# Input data start

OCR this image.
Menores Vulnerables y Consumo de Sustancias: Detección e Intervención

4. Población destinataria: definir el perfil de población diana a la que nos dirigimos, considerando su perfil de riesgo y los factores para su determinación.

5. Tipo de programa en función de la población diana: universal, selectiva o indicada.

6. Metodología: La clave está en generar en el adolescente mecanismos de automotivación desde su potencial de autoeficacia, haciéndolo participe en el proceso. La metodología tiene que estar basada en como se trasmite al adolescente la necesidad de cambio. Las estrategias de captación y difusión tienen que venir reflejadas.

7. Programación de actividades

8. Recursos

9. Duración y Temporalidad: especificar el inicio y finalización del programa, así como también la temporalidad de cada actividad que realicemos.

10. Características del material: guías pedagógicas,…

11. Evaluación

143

# Input data end

### What the task asks:
Your task is to print the whole listing again exactly.

### Problem solution:
OCR this image.
Menores Vulnerables y Consumo de Sustancias: Detección e Intervención

4. Población destinataria: definir el perfil de población diana a la que nos dirigimos, considerando su perfil de riesgo y los factores para su determinación.

5. Tipo de programa en función de la población diana: universal, selectiva o indicada.

6. Metodología: La clave está en generar en el adolescente mecanismos de automotivación desde su potencial de autoeficacia, haciéndolo participe en el proceso. La metodología tiene que estar basada en como se trasmite al adolescente la necesidad de cambio. Las estrategias de captación y difusión tienen que venir reflejadas.

7. Programación de actividades

8. Recursos

9. Duración y Temporalidad: especificar el inicio y finalización del programa, así como también la temporalidad de cada actividad que realicemos.

10. Características del material: guías pedagógicas,…

11. Evaluación

143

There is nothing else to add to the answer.